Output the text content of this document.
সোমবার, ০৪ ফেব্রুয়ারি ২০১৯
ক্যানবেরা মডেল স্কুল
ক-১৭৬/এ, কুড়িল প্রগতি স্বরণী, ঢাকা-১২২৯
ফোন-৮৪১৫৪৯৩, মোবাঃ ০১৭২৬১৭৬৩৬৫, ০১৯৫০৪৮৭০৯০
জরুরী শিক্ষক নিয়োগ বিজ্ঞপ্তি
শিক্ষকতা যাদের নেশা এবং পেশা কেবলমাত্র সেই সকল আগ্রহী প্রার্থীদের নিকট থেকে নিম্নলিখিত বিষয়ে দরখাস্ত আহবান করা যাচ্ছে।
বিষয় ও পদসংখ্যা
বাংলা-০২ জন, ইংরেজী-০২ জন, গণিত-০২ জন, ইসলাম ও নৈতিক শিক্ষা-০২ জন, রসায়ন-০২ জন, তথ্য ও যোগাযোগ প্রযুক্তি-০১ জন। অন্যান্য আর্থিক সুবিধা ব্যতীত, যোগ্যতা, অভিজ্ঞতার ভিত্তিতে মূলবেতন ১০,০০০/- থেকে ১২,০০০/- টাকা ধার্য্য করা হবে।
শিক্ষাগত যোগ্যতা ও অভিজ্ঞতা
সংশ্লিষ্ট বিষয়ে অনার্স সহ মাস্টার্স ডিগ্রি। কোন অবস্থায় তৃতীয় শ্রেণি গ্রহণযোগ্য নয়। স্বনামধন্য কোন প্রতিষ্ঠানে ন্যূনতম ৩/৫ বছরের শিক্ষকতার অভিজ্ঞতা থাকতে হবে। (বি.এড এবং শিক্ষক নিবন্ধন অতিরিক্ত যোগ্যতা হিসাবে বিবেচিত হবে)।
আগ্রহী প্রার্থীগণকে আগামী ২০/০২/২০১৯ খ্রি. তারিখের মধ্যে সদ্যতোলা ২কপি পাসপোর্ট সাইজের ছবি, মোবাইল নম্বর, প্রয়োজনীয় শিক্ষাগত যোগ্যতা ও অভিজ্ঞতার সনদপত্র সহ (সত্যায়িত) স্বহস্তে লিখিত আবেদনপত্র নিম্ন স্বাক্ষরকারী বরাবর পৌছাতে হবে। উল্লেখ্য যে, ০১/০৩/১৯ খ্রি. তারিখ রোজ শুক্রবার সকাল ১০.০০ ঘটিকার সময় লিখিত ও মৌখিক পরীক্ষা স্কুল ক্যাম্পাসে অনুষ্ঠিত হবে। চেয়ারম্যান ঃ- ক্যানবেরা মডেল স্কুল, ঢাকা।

WHAT YOU WILL DO:
Extract all of the data shown above without alteration.

FINISHED TASK:
Output the text content of this document.
সোমবার, ০৪ ফেব্রুয়ারি ২০১৯
ক্যানবেরা মডেল স্কুল
ক-১৭৬/এ, কুড়িল প্রগতি স্বরণী, ঢাকা-১২২৯
ফোন-৮৪১৫৪৯৩, মোবাঃ ০১৭২৬১৭৬৩৬৫, ০১৯৫০৪৮৭০৯০
জরুরী শিক্ষক নিয়োগ বিজ্ঞপ্তি
শিক্ষকতা যাদের নেশা এবং পেশা কেবলমাত্র সেই সকল আগ্রহী প্রার্থীদের নিকট থেকে নিম্নলিখিত বিষয়ে দরখাস্ত আহবান করা যাচ্ছে।
বিষয় ও পদসংখ্যা
বাংলা-০২ জন, ইংরেজী-০২ জন, গণিত-০২ জন, ইসলাম ও নৈতিক শিক্ষা-০২ জন, রসায়ন-০২ জন, তথ্য ও যোগাযোগ প্রযুক্তি-০১ জন। অন্যান্য আর্থিক সুবিধা ব্যতীত, যোগ্যতা, অভিজ্ঞতার ভিত্তিতে মূলবেতন ১০,০০০/- থেকে ১২,০০০/- টাকা ধার্য্য করা হবে।
শিক্ষাগত যোগ্যতা ও অভিজ্ঞতা
সংশ্লিষ্ট বিষয়ে অনার্স সহ মাস্টার্স ডিগ্রি। কোন অবস্থায় তৃতীয় শ্রেণি গ্রহণযোগ্য নয়। স্বনামধন্য কোন প্রতিষ্ঠানে ন্যূনতম ৩/৫ বছরের শিক্ষকতার অভিজ্ঞতা থাকতে হবে। (বি.এড এবং শিক্ষক নিবন্ধন অতিরিক্ত যোগ্যতা হিসাবে বিবেচিত হবে)।
আগ্রহী প্রার্থীগণকে আগামী ২০/০২/২০১৯ খ্রি. তারিখের মধ্যে সদ্যতোলা ২কপি পাসপোর্ট সাইজের ছবি, মোবাইল নম্বর, প্রয়োজনীয় শিক্ষাগত যোগ্যতা ও অভিজ্ঞতার সনদপত্র সহ (সত্যায়িত) স্বহস্তে লিখিত আবেদনপত্র নিম্ন স্বাক্ষরকারী বরাবর পৌছাতে হবে। উল্লেখ্য যে, ০১/০৩/১৯ খ্রি. তারিখ রোজ শুক্রবার সকাল ১০.০০ ঘটিকার সময় লিখিত ও মৌখিক পরীক্ষা স্কুল ক্যাম্পাসে অনুষ্ঠিত হবে। চেয়ারম্যান ঃ- ক্যানবেরা মডেল স্কুল, ঢাকা।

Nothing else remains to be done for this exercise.